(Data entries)
—————

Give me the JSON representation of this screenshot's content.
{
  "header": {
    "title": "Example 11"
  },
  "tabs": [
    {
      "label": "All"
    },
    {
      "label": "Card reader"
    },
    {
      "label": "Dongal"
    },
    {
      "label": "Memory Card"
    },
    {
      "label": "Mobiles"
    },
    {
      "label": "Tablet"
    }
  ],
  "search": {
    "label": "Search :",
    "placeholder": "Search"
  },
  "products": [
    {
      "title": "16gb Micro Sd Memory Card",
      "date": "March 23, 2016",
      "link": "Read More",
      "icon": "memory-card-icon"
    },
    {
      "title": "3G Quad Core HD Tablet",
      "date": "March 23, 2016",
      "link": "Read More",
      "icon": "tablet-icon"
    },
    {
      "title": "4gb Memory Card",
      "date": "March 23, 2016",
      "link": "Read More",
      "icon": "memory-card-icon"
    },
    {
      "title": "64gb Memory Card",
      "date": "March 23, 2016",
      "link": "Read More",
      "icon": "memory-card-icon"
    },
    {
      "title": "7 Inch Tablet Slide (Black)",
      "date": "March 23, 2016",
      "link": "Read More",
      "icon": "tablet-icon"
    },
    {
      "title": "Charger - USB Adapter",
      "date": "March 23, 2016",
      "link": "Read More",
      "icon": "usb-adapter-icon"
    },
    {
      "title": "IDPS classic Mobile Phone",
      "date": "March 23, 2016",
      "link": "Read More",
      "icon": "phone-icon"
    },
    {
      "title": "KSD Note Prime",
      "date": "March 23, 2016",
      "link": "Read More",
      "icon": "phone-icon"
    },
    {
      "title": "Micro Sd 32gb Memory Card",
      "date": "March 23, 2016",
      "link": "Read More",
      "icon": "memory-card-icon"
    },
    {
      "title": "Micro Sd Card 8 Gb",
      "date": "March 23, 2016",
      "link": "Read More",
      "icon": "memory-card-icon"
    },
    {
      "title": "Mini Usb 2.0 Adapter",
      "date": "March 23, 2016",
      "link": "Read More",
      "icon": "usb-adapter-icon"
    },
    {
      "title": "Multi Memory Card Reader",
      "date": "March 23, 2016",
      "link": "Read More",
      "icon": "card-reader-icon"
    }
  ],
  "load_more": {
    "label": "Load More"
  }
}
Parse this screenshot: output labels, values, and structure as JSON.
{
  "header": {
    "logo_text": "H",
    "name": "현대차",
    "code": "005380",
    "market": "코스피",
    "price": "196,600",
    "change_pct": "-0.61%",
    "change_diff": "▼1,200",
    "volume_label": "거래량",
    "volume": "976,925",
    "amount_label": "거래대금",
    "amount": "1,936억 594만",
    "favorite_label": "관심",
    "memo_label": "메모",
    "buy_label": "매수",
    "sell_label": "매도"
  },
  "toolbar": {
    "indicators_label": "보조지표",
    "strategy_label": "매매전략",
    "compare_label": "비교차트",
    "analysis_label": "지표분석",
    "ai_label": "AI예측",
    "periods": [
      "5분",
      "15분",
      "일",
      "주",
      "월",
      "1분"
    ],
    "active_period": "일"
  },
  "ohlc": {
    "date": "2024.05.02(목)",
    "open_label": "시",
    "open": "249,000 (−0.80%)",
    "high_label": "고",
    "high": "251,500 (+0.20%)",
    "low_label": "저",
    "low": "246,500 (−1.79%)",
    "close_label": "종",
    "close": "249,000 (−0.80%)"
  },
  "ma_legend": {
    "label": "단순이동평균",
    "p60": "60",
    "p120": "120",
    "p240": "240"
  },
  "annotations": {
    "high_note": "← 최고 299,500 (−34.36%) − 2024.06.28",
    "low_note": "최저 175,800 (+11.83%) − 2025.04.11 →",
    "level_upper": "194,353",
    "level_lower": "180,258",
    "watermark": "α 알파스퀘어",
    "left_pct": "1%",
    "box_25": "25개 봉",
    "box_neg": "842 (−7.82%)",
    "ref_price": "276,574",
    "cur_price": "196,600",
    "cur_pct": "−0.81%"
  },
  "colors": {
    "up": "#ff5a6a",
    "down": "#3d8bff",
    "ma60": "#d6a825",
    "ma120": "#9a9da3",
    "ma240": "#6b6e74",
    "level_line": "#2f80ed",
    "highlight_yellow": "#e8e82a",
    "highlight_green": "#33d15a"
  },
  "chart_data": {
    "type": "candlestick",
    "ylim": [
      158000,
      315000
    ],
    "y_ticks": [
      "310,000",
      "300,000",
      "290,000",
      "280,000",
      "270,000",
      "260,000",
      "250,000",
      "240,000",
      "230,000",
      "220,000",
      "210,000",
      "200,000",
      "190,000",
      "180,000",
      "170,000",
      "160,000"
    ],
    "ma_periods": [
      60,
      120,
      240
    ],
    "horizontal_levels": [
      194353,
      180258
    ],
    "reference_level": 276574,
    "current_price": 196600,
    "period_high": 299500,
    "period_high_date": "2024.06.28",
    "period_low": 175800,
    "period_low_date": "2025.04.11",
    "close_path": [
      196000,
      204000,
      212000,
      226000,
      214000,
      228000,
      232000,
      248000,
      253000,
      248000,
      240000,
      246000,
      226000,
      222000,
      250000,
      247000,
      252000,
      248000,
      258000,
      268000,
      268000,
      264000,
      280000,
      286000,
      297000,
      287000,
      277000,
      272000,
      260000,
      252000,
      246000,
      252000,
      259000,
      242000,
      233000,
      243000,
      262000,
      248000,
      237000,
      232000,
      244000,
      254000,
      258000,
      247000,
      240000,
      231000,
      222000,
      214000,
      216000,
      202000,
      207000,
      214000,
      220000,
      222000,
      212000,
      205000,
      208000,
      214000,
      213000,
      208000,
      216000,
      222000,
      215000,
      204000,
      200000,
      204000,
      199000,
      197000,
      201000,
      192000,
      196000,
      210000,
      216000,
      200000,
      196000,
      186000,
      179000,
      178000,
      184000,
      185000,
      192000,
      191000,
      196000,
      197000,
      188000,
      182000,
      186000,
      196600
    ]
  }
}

—————

*What to produce:* Recite the full listing above exactly.

*Reply to the exercise:*
Give me the JSON representation of this screenshot's content.
{
  "header": {
    "title": "Example 11"
  },
  "tabs": [
    {
      "label": "All"
    },
    {
      "label": "Card reader"
    },
    {
      "label": "Dongal"
    },
    {
      "label": "Memory Card"
    },
    {
      "label": "Mobiles"
    },
    {
      "label": "Tablet"
    }
  ],
  "search": {
    "label": "Search :",
    "placeholder": "Search"
  },
  "products": [
    {
      "title": "16gb Micro Sd Memory Card",
      "date": "March 23, 2016",
      "link": "Read More",
      "icon": "memory-card-icon"
    },
    {
      "title": "3G Quad Core HD Tablet",
      "date": "March 23, 2016",
      "link": "Read More",
      "icon": "tablet-icon"
    },
    {
      "title": "4gb Memory Card",
      "date": "March 23, 2016",
      "link": "Read More",
      "icon": "memory-card-icon"
    },
    {
      "title": "64gb Memory Card",
      "date": "March 23, 2016",
      "link": "Read More",
      "icon": "memory-card-icon"
    },
    {
      "title": "7 Inch Tablet Slide (Black)",
      "date": "March 23, 2016",
      "link": "Read More",
      "icon": "tablet-icon"
    },
    {
      "title": "Charger - USB Adapter",
      "date": "March 23, 2016",
      "link": "Read More",
      "icon": "usb-adapter-icon"
    },
    {
      "title": "IDPS classic Mobile Phone",
      "date": "March 23, 2016",
      "link": "Read More",
      "icon": "phone-icon"
    },
    {
      "title": "KSD Note Prime",
      "date": "March 23, 2016",
      "link": "Read More",
      "icon": "phone-icon"
    },
    {
      "title": "Micro Sd 32gb Memory Card",
      "date": "March 23, 2016",
      "link": "Read More",
      "icon": "memory-card-icon"
    },
    {
      "title": "Micro Sd Card 8 Gb",
      "date": "March 23, 2016",
      "link": "Read More",
      "icon": "memory-card-icon"
    },
    {
      "title": "Mini Usb 2.0 Adapter",
      "date": "March 23, 2016",
      "link": "Read More",
      "icon": "usb-adapter-icon"
    },
    {
      "title": "Multi Memory Card Reader",
      "date": "March 23, 2016",
      "link": "Read More",
      "icon": "card-reader-icon"
    }
  ],
  "load_more": {
    "label": "Load More"
  }
}
Parse this screenshot: output labels, values, and structure as JSON.
{
  "header": {
    "logo_text": "H",
    "name": "현대차",
    "code": "005380",
    "market": "코스피",
    "price": "196,600",
    "change_pct": "-0.61%",
    "change_diff": "▼1,200",
    "volume_label": "거래량",
    "volume": "976,925",
    "amount_label": "거래대금",
    "amount": "1,936억 594만",
    "favorite_label": "관심",
    "memo_label": "메모",
    "buy_label": "매수",
    "sell_label": "매도"
  },
  "toolbar": {
    "indicators_label": "보조지표",
    "strategy_label": "매매전략",
    "compare_label": "비교차트",
    "analysis_label": "지표분석",
    "ai_label": "AI예측",
    "periods": [
      "5분",
      "15분",
      "일",
      "주",
      "월",
      "1분"
    ],
    "active_period": "일"
  },
  "ohlc": {
    "date": "2024.05.02(목)",
    "open_label": "시",
    "open": "249,000 (−0.80%)",
    "high_label": "고",
    "high": "251,500 (+0.20%)",
    "low_label": "저",
    "low": "246,500 (−1.79%)",
    "close_label": "종",
    "close": "249,000 (−0.80%)"
  },
  "ma_legend": {
    "label": "단순이동평균",
    "p60": "60",
    "p120": "120",
    "p240": "240"
  },
  "annotations": {
    "high_note": "← 최고 299,500 (−34.36%) − 2024.06.28",
    "low_note": "최저 175,800 (+11.83%) − 2025.04.11 →",
    "level_upper": "194,353",
    "level_lower": "180,258",
    "watermark": "α 알파스퀘어",
    "left_pct": "1%",
    "box_25": "25개 봉",
    "box_neg": "842 (−7.82%)",
    "ref_price": "276,574",
    "cur_price": "196,600",
    "cur_pct": "−0.81%"
  },
  "colors": {
    "up": "#ff5a6a",
    "down": "#3d8bff",
    "ma60": "#d6a825",
    "ma120": "#9a9da3",
    "ma240": "#6b6e74",
    "level_line": "#2f80ed",
    "highlight_yellow": "#e8e82a",
    "highlight_green": "#33d15a"
  },
  "chart_data": {
    "type": "candlestick",
    "ylim": [
      158000,
      315000
    ],
    "y_ticks": [
      "310,000",
      "300,000",
      "290,000",
      "280,000",
      "270,000",
      "260,000",
      "250,000",
      "240,000",
      "230,000",
      "220,000",
      "210,000",
      "200,000",
      "190,000",
      "180,000",
      "170,000",
      "160,000"
    ],
    "ma_periods": [
      60,
      120,
      240
    ],
    "horizontal_levels": [
      194353,
      180258
    ],
    "reference_level": 276574,
    "current_price": 196600,
    "period_high": 299500,
    "period_high_date": "2024.06.28",
    "period_low": 175800,
    "period_low_date": "2025.04.11",
    "close_path": [
      196000,
      204000,
      212000,
      226000,
      214000,
      228000,
      232000,
      248000,
      253000,
      248000,
      240000,
      246000,
      226000,
      222000,
      250000,
      247000,
      252000,
      248000,
      258000,
      268000,
      268000,
      264000,
      280000,
      286000,
      297000,
      287000,
      277000,
      272000,
      260000,
      252000,
      246000,
      252000,
      259000,
      242000,
      233000,
      243000,
      262000,
      248000,
      237000,
      232000,
      244000,
      254000,
      258000,
      247000,
      240000,
      231000,
      222000,
      214000,
      216000,
      202000,
      207000,
      214000,
      220000,
      222000,
      212000,
      205000,
      208000,
      214000,
      213000,
      208000,
      216000,
      222000,
      215000,
      204000,
      200000,
      204000,
      199000,
      197000,
      201000,
      192000,
      196000,
      210000,
      216000,
      200000,
      196000,
      186000,
      179000,
      178000,
      184000,
      185000,
      192000,
      191000,
      196000,
      197000,
      188000,
      182000,
      186000,
      196600
    ]
  }
}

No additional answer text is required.